• _Directions_:
You are to retype all of the data exactly as it appears.

Some records

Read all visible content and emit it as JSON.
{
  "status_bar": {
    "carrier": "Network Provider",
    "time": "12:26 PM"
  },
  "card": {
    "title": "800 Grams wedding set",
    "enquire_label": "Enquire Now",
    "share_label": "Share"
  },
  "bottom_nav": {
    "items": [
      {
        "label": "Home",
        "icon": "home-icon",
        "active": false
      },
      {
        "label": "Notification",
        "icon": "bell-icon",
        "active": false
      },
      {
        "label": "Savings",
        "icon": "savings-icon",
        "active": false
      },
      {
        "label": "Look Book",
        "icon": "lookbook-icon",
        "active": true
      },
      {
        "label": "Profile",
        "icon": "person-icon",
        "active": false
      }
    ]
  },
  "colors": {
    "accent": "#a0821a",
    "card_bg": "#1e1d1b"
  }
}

• _Solution to the exercise_:
Read all visible content and emit it as JSON.
{
  "status_bar": {
    "carrier": "Network Provider",
    "time": "12:26 PM"
  },
  "card": {
    "title": "800 Grams wedding set",
    "enquire_label": "Enquire Now",
    "share_label": "Share"
  },
  "bottom_nav": {
    "items": [
      {
        "label": "Home",
        "icon": "home-icon",
        "active": false
      },
      {
        "label": "Notification",
        "icon": "bell-icon",
        "active": false
      },
      {
        "label": "Savings",
        "icon": "savings-icon",
        "active": false
      },
      {
        "label": "Look Book",
        "icon": "lookbook-icon",
        "active": true
      },
      {
        "label": "Profile",
        "icon": "person-icon",
        "active": false
      }
    ]
  },
  "colors": {
    "accent": "#a0821a",
    "card_bg": "#1e1d1b"
  }
}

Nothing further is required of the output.